Each line that holds the word "griegos" is to be identified and copied.
--- start Dataset excerpts ---
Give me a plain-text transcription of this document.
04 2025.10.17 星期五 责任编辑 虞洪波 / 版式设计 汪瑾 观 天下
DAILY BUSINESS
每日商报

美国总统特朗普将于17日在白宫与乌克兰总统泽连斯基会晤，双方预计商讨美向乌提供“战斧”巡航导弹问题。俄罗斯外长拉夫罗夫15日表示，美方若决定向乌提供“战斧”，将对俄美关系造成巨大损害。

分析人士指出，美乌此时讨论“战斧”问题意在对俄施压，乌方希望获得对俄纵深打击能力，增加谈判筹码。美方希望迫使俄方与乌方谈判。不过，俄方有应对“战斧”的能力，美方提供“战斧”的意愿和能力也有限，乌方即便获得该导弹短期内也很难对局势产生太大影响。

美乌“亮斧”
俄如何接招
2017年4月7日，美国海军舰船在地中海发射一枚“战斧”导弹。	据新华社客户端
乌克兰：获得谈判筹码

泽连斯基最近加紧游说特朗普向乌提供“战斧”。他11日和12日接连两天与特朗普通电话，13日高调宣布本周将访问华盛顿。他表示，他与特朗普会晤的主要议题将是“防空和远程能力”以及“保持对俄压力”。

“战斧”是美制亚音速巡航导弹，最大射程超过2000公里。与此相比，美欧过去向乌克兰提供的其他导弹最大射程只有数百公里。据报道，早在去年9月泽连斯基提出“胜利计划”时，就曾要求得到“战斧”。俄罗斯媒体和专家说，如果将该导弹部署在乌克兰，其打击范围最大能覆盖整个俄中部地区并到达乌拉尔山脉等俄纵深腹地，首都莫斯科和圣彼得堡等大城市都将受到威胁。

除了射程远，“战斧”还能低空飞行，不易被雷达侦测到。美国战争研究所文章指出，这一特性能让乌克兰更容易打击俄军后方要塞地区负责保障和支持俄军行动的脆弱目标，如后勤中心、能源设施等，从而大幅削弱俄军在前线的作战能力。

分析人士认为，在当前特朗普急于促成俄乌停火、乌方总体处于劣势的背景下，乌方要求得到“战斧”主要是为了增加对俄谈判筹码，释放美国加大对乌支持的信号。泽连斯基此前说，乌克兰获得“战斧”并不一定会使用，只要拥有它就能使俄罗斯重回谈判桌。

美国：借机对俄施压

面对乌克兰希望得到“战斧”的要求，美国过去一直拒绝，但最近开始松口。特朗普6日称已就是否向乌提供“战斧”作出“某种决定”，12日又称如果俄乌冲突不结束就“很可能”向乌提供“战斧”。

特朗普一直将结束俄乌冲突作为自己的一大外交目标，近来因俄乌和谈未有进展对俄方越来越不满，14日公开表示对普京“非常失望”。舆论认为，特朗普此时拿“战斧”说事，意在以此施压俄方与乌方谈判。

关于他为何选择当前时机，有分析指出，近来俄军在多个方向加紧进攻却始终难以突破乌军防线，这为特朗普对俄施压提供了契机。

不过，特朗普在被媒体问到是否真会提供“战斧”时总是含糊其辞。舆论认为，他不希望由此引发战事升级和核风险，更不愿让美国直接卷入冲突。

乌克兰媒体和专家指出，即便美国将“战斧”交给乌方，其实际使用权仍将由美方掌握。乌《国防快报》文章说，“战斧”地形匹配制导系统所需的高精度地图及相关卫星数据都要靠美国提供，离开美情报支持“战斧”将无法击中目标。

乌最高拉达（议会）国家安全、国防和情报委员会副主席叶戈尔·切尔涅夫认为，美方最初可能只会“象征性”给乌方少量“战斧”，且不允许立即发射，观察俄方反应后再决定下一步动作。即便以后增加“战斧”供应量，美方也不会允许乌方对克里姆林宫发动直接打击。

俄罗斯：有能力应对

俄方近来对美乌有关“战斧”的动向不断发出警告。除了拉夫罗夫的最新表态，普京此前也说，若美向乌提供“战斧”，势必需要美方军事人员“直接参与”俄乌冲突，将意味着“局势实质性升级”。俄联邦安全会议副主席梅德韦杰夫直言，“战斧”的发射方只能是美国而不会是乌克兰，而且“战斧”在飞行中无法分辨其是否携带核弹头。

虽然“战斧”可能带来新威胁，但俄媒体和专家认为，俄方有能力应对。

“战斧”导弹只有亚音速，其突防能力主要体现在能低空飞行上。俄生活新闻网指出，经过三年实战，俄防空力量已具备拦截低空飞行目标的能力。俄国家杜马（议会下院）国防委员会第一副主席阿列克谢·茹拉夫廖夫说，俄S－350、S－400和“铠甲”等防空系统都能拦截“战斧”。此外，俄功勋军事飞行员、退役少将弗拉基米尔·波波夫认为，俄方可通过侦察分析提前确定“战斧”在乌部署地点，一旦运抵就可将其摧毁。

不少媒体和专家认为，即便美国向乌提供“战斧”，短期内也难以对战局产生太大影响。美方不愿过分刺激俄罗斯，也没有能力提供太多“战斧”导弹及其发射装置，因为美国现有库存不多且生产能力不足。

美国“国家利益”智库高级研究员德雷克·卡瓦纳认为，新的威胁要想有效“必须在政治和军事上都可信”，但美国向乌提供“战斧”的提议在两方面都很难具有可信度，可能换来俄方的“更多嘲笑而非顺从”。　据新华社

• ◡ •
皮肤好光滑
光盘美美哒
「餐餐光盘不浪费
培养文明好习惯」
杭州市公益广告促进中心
--- end Dataset excerpts ---
--- start Dataset excerpts ---
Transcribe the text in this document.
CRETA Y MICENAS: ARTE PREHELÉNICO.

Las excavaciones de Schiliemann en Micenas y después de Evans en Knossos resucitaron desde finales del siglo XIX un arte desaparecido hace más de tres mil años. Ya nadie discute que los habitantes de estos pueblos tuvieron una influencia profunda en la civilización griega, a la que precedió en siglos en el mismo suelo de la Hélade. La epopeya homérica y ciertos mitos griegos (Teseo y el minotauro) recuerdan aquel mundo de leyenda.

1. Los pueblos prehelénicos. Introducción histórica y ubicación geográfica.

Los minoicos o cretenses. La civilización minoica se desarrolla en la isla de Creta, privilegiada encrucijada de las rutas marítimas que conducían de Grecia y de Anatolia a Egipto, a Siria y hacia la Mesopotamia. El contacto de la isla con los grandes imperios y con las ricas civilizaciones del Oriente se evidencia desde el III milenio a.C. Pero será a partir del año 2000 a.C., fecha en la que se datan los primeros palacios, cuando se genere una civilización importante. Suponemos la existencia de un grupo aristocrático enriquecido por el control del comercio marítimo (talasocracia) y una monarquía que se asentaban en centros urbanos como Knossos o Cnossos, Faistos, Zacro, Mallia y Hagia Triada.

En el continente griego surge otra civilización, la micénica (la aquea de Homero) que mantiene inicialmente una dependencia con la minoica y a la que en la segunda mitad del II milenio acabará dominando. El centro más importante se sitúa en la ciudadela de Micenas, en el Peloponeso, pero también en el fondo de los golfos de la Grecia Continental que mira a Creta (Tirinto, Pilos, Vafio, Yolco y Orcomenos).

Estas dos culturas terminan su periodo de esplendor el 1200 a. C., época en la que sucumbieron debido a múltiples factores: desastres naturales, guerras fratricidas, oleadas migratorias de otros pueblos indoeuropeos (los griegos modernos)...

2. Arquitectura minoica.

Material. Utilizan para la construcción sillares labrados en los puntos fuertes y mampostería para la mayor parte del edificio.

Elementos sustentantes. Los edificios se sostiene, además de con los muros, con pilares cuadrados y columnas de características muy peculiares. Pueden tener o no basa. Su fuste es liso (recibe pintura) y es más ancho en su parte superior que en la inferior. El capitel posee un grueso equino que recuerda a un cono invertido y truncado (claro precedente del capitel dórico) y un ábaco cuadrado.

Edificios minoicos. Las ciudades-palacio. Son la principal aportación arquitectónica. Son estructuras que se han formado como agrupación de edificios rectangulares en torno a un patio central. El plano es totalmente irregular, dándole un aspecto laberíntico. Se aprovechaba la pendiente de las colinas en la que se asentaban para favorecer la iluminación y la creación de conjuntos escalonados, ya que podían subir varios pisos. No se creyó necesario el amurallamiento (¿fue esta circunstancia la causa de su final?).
--- end Dataset excerpts ---
--- start Dataset excerpts ---
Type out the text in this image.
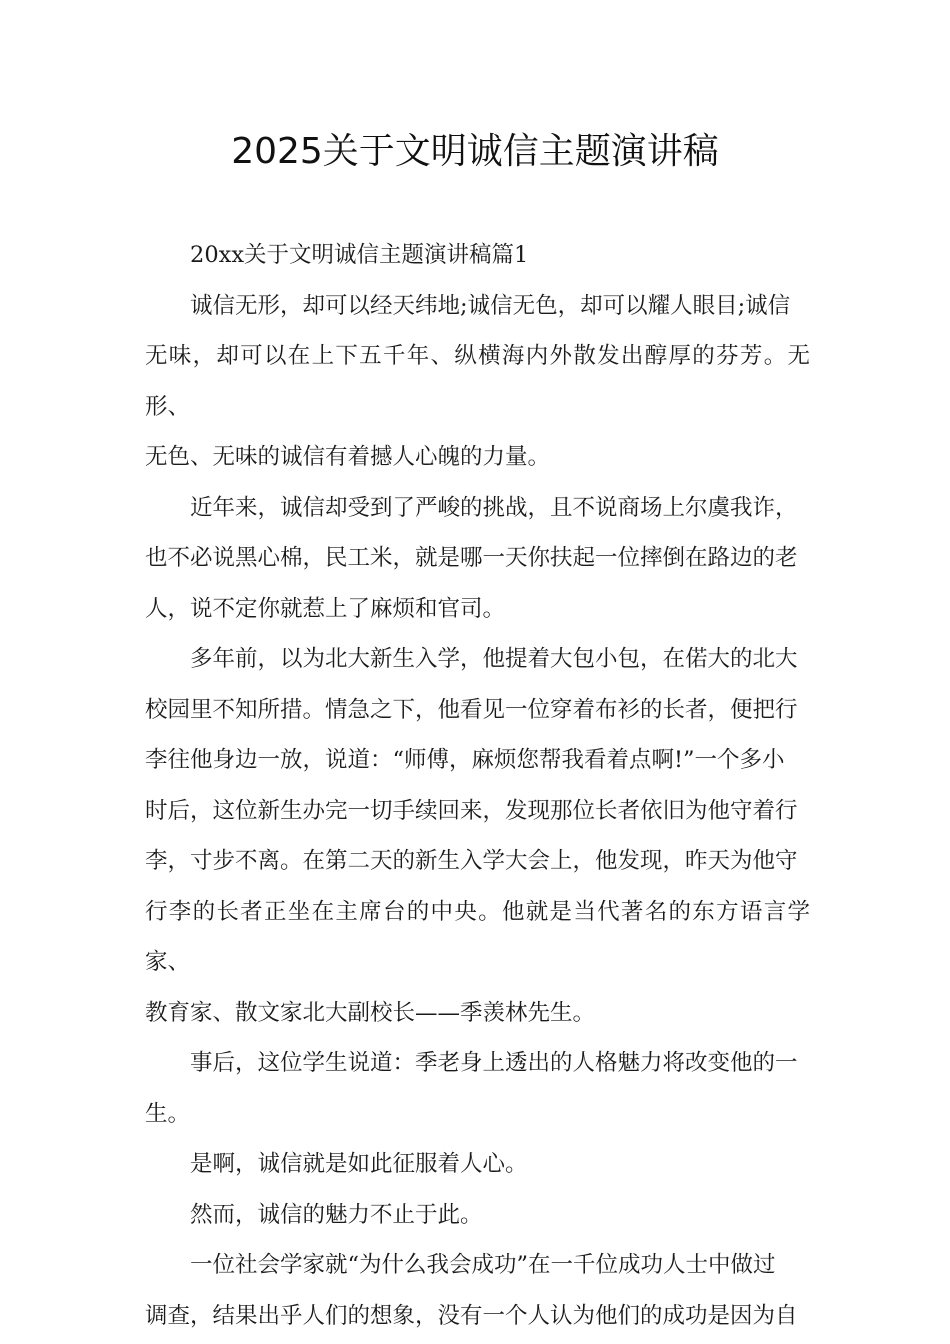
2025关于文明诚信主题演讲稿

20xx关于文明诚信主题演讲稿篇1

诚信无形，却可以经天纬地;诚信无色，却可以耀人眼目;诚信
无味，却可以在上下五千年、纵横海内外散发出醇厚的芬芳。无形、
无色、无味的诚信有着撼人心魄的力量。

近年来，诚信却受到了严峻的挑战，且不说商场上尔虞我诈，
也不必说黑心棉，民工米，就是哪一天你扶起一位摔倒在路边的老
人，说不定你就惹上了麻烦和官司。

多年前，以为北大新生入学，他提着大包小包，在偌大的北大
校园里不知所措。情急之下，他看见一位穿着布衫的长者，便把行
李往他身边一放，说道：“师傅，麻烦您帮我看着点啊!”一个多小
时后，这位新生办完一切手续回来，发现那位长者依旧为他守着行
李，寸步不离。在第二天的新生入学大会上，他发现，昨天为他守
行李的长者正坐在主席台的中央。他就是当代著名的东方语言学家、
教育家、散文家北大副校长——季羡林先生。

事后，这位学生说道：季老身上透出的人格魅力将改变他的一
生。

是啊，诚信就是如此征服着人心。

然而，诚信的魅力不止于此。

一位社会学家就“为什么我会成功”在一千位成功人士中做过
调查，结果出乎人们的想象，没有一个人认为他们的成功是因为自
--- end Dataset excerpts ---
--- Task solution ---
Las excavaciones de Schiliemann en Micenas y después de Evans en Knossos resucitaron desde finales del siglo XIX un arte desaparecido hace más de tres mil años. Ya nadie discute que los habitantes de estos pueblos tuvieron una influencia profunda en la civilización griega, a la que precedió en siglos en el mismo suelo de la Hélade. La epopeya homérica y ciertos mitos griegos (Teseo y el minotauro) recuerdan aquel mundo de leyenda.
Estas dos culturas terminan su periodo de esplendor el 1200 a. C., época en la que sucumbieron debido a múltiples factores: desastres naturales, guerras fratricidas, oleadas migratorias de otros pueblos indoeuropeos (los griegos modernos)...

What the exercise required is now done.